── Information given ──

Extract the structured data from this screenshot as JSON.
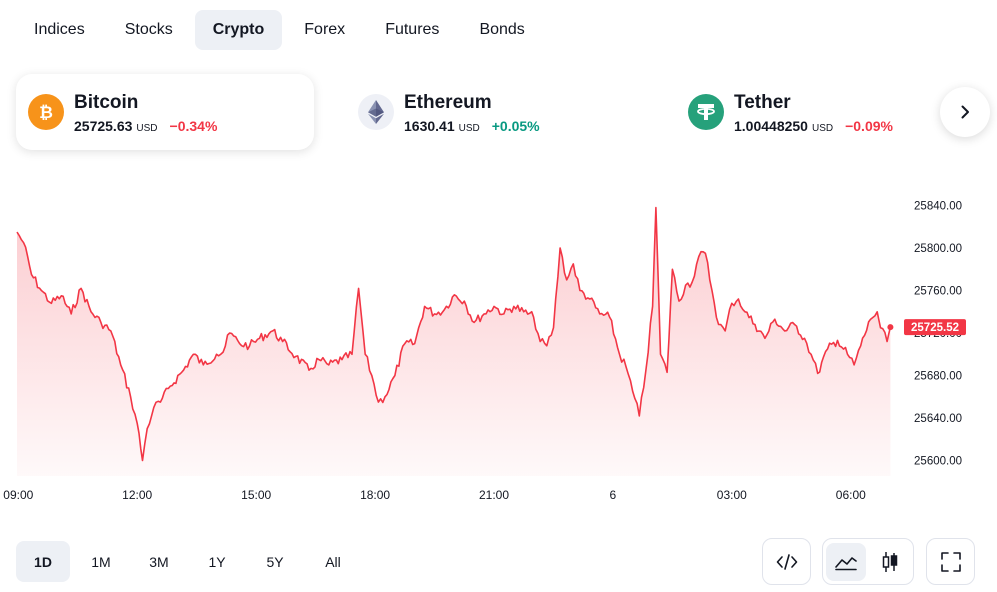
{
  "tabs": [
    {
      "label": "Indices"
    },
    {
      "label": "Stocks"
    },
    {
      "label": "Crypto"
    },
    {
      "label": "Forex"
    },
    {
      "label": "Futures"
    },
    {
      "label": "Bonds"
    }
  ],
  "active_tab": "Crypto",
  "tickers": [
    {
      "name": "Bitcoin",
      "price": "25725.63",
      "currency": "USD",
      "change": "−0.34%",
      "direction": "down",
      "icon": "bitcoin-icon"
    },
    {
      "name": "Ethereum",
      "price": "1630.41",
      "currency": "USD",
      "change": "+0.05%",
      "direction": "up",
      "icon": "ethereum-icon"
    },
    {
      "name": "Tether",
      "price": "1.00448250",
      "currency": "USD",
      "change": "−0.09%",
      "direction": "down",
      "icon": "tether-icon"
    }
  ],
  "next_button_icon": "chevron-right-icon",
  "chart_data": {
    "type": "area",
    "series": [
      {
        "name": "Bitcoin",
        "color": "#f23645"
      }
    ],
    "x_ticks": [
      "09:00",
      "12:00",
      "15:00",
      "18:00",
      "21:00",
      "6",
      "03:00",
      "06:00"
    ],
    "y_ticks": [
      "25840.00",
      "25800.00",
      "25760.00",
      "25720.00",
      "25680.00",
      "25640.00",
      "25600.00"
    ],
    "ylim": [
      25590,
      25850
    ],
    "last_value": 25725.52,
    "last_label": "25725.52",
    "points": [
      [
        "08:58",
        25815
      ],
      [
        "09:08",
        25805
      ],
      [
        "09:20",
        25775
      ],
      [
        "09:35",
        25760
      ],
      [
        "09:50",
        25748
      ],
      [
        "10:05",
        25755
      ],
      [
        "10:20",
        25738
      ],
      [
        "10:35",
        25762
      ],
      [
        "10:50",
        25740
      ],
      [
        "11:05",
        25730
      ],
      [
        "11:20",
        25722
      ],
      [
        "11:35",
        25690
      ],
      [
        "11:50",
        25660
      ],
      [
        "12:00",
        25635
      ],
      [
        "12:08",
        25600
      ],
      [
        "12:15",
        25630
      ],
      [
        "12:25",
        25650
      ],
      [
        "12:35",
        25655
      ],
      [
        "12:50",
        25670
      ],
      [
        "13:10",
        25685
      ],
      [
        "13:25",
        25700
      ],
      [
        "13:40",
        25690
      ],
      [
        "14:00",
        25700
      ],
      [
        "14:10",
        25702
      ],
      [
        "14:20",
        25720
      ],
      [
        "14:35",
        25710
      ],
      [
        "14:50",
        25708
      ],
      [
        "15:05",
        25715
      ],
      [
        "15:25",
        25722
      ],
      [
        "15:40",
        25712
      ],
      [
        "16:00",
        25698
      ],
      [
        "16:20",
        25685
      ],
      [
        "16:35",
        25695
      ],
      [
        "16:50",
        25690
      ],
      [
        "17:10",
        25695
      ],
      [
        "17:25",
        25700
      ],
      [
        "17:35",
        25762
      ],
      [
        "17:45",
        25700
      ],
      [
        "17:55",
        25680
      ],
      [
        "18:05",
        25655
      ],
      [
        "18:15",
        25660
      ],
      [
        "18:30",
        25680
      ],
      [
        "18:45",
        25710
      ],
      [
        "19:00",
        25710
      ],
      [
        "19:15",
        25745
      ],
      [
        "19:30",
        25738
      ],
      [
        "19:45",
        25742
      ],
      [
        "20:00",
        25756
      ],
      [
        "20:15",
        25750
      ],
      [
        "20:30",
        25730
      ],
      [
        "20:45",
        25738
      ],
      [
        "21:00",
        25745
      ],
      [
        "21:15",
        25738
      ],
      [
        "21:30",
        25745
      ],
      [
        "21:45",
        25740
      ],
      [
        "22:00",
        25735
      ],
      [
        "22:10",
        25712
      ],
      [
        "22:20",
        25708
      ],
      [
        "22:30",
        25725
      ],
      [
        "22:40",
        25800
      ],
      [
        "22:50",
        25770
      ],
      [
        "23:00",
        25785
      ],
      [
        "23:10",
        25760
      ],
      [
        "23:25",
        25752
      ],
      [
        "23:40",
        25738
      ],
      [
        "23:55",
        25735
      ],
      [
        "00:10",
        25700
      ],
      [
        "00:20",
        25688
      ],
      [
        "00:30",
        25665
      ],
      [
        "00:40",
        25642
      ],
      [
        "00:50",
        25685
      ],
      [
        "01:00",
        25745
      ],
      [
        "01:05",
        25838
      ],
      [
        "01:12",
        25700
      ],
      [
        "01:22",
        25683
      ],
      [
        "01:30",
        25780
      ],
      [
        "01:40",
        25750
      ],
      [
        "01:50",
        25765
      ],
      [
        "02:00",
        25768
      ],
      [
        "02:10",
        25792
      ],
      [
        "02:20",
        25795
      ],
      [
        "02:30",
        25760
      ],
      [
        "02:40",
        25728
      ],
      [
        "02:50",
        25722
      ],
      [
        "03:00",
        25748
      ],
      [
        "03:10",
        25752
      ],
      [
        "03:20",
        25740
      ],
      [
        "03:35",
        25728
      ],
      [
        "03:50",
        25715
      ],
      [
        "04:05",
        25733
      ],
      [
        "04:20",
        25722
      ],
      [
        "04:35",
        25728
      ],
      [
        "04:50",
        25715
      ],
      [
        "05:00",
        25700
      ],
      [
        "05:10",
        25682
      ],
      [
        "05:25",
        25705
      ],
      [
        "05:40",
        25713
      ],
      [
        "05:55",
        25700
      ],
      [
        "06:05",
        25690
      ],
      [
        "06:15",
        25708
      ],
      [
        "06:30",
        25733
      ],
      [
        "06:40",
        25740
      ],
      [
        "06:45",
        25725
      ],
      [
        "06:55",
        25712
      ],
      [
        "07:00",
        25725.52
      ]
    ]
  },
  "ranges": [
    {
      "label": "1D"
    },
    {
      "label": "1M"
    },
    {
      "label": "3M"
    },
    {
      "label": "1Y"
    },
    {
      "label": "5Y"
    },
    {
      "label": "All"
    }
  ],
  "active_range": "1D",
  "toolbar": {
    "embed_icon": "code-icon",
    "area_icon": "area-chart-icon",
    "candle_icon": "candlestick-icon",
    "fullscreen_icon": "fullscreen-icon"
  }
}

───

• [Problem to solve]: Leave out all images, then reproduce the entries above exactly.

• [Exercise output]:
Extract the structured data from this screenshot as JSON.
{
  "tabs": [
    {
      "label": "Indices"
    },
    {
      "label": "Stocks"
    },
    {
      "label": "Crypto"
    },
    {
      "label": "Forex"
    },
    {
      "label": "Futures"
    },
    {
      "label": "Bonds"
    }
  ],
  "active_tab": "Crypto",
  "tickers": [
    {
      "name": "Bitcoin",
      "price": "25725.63",
      "currency": "USD",
      "change": "−0.34%",
      "direction": "down",
      "icon": "bitcoin-icon"
    },
    {
      "name": "Ethereum",
      "price": "1630.41",
      "currency": "USD",
      "change": "+0.05%",
      "direction": "up",
      "icon": "ethereum-icon"
    },
    {
      "name": "Tether",
      "price": "1.00448250",
      "currency": "USD",
      "change": "−0.09%",
      "direction": "down",
      "icon": "tether-icon"
    }
  ],
  "next_button_icon": "chevron-right-icon",
  "chart_data": {
    "type": "area",
    "series": [
      {
        "name": "Bitcoin",
        "color": "#f23645"
      }
    ],
    "x_ticks": [
      "09:00",
      "12:00",
      "15:00",
      "18:00",
      "21:00",
      "6",
      "03:00",
      "06:00"
    ],
    "y_ticks": [
      "25840.00",
      "25800.00",
      "25760.00",
      "25720.00",
      "25680.00",
      "25640.00",
      "25600.00"
    ],
    "ylim": [
      25590,
      25850
    ],
    "last_value": 25725.52,
    "last_label": "25725.52",
    "points": [
      [
        "08:58",
        25815
      ],
      [
        "09:08",
        25805
      ],
      [
        "09:20",
        25775
      ],
      [
        "09:35",
        25760
      ],
      [
        "09:50",
        25748
      ],
      [
        "10:05",
        25755
      ],
      [
        "10:20",
        25738
      ],
      [
        "10:35",
        25762
      ],
      [
        "10:50",
        25740
      ],
      [
        "11:05",
        25730
      ],
      [
        "11:20",
        25722
      ],
      [
        "11:35",
        25690
      ],
      [
        "11:50",
        25660
      ],
      [
        "12:00",
        25635
      ],
      [
        "12:08",
        25600
      ],
      [
        "12:15",
        25630
      ],
      [
        "12:25",
        25650
      ],
      [
        "12:35",
        25655
      ],
      [
        "12:50",
        25670
      ],
      [
        "13:10",
        25685
      ],
      [
        "13:25",
        25700
      ],
      [
        "13:40",
        25690
      ],
      [
        "14:00",
        25700
      ],
      [
        "14:10",
        25702
      ],
      [
        "14:20",
        25720
      ],
      [
        "14:35",
        25710
      ],
      [
        "14:50",
        25708
      ],
      [
        "15:05",
        25715
      ],
      [
        "15:25",
        25722
      ],
      [
        "15:40",
        25712
      ],
      [
        "16:00",
        25698
      ],
      [
        "16:20",
        25685
      ],
      [
        "16:35",
        25695
      ],
      [
        "16:50",
        25690
      ],
      [
        "17:10",
        25695
      ],
      [
        "17:25",
        25700
      ],
      [
        "17:35",
        25762
      ],
      [
        "17:45",
        25700
      ],
      [
        "17:55",
        25680
      ],
      [
        "18:05",
        25655
      ],
      [
        "18:15",
        25660
      ],
      [
        "18:30",
        25680
      ],
      [
        "18:45",
        25710
      ],
      [
        "19:00",
        25710
      ],
      [
        "19:15",
        25745
      ],
      [
        "19:30",
        25738
      ],
      [
        "19:45",
        25742
      ],
      [
        "20:00",
        25756
      ],
      [
        "20:15",
        25750
      ],
      [
        "20:30",
        25730
      ],
      [
        "20:45",
        25738
      ],
      [
        "21:00",
        25745
      ],
      [
        "21:15",
        25738
      ],
      [
        "21:30",
        25745
      ],
      [
        "21:45",
        25740
      ],
      [
        "22:00",
        25735
      ],
      [
        "22:10",
        25712
      ],
      [
        "22:20",
        25708
      ],
      [
        "22:30",
        25725
      ],
      [
        "22:40",
        25800
      ],
      [
        "22:50",
        25770
      ],
      [
        "23:00",
        25785
      ],
      [
        "23:10",
        25760
      ],
      [
        "23:25",
        25752
      ],
      [
        "23:40",
        25738
      ],
      [
        "23:55",
        25735
      ],
      [
        "00:10",
        25700
      ],
      [
        "00:20",
        25688
      ],
      [
        "00:30",
        25665
      ],
      [
        "00:40",
        25642
      ],
      [
        "00:50",
        25685
      ],
      [
        "01:00",
        25745
      ],
      [
        "01:05",
        25838
      ],
      [
        "01:12",
        25700
      ],
      [
        "01:22",
        25683
      ],
      [
        "01:30",
        25780
      ],
      [
        "01:40",
        25750
      ],
      [
        "01:50",
        25765
      ],
      [
        "02:00",
        25768
      ],
      [
        "02:10",
        25792
      ],
      [
        "02:20",
        25795
      ],
      [
        "02:30",
        25760
      ],
      [
        "02:40",
        25728
      ],
      [
        "02:50",
        25722
      ],
      [
        "03:00",
        25748
      ],
      [
        "03:10",
        25752
      ],
      [
        "03:20",
        25740
      ],
      [
        "03:35",
        25728
      ],
      [
        "03:50",
        25715
      ],
      [
        "04:05",
        25733
      ],
      [
        "04:20",
        25722
      ],
      [
        "04:35",
        25728
      ],
      [
        "04:50",
        25715
      ],
      [
        "05:00",
        25700
      ],
      [
        "05:10",
        25682
      ],
      [
        "05:25",
        25705
      ],
      [
        "05:40",
        25713
      ],
      [
        "05:55",
        25700
      ],
      [
        "06:05",
        25690
      ],
      [
        "06:15",
        25708
      ],
      [
        "06:30",
        25733
      ],
      [
        "06:40",
        25740
      ],
      [
        "06:45",
        25725
      ],
      [
        "06:55",
        25712
      ],
      [
        "07:00",
        25725.52
      ]
    ]
  },
  "ranges": [
    {
      "label": "1D"
    },
    {
      "label": "1M"
    },
    {
      "label": "3M"
    },
    {
      "label": "1Y"
    },
    {
      "label": "5Y"
    },
    {
      "label": "All"
    }
  ],
  "active_range": "1D",
  "toolbar": {
    "embed_icon": "code-icon",
    "area_icon": "area-chart-icon",
    "candle_icon": "candlestick-icon",
    "fullscreen_icon": "fullscreen-icon"
  }
}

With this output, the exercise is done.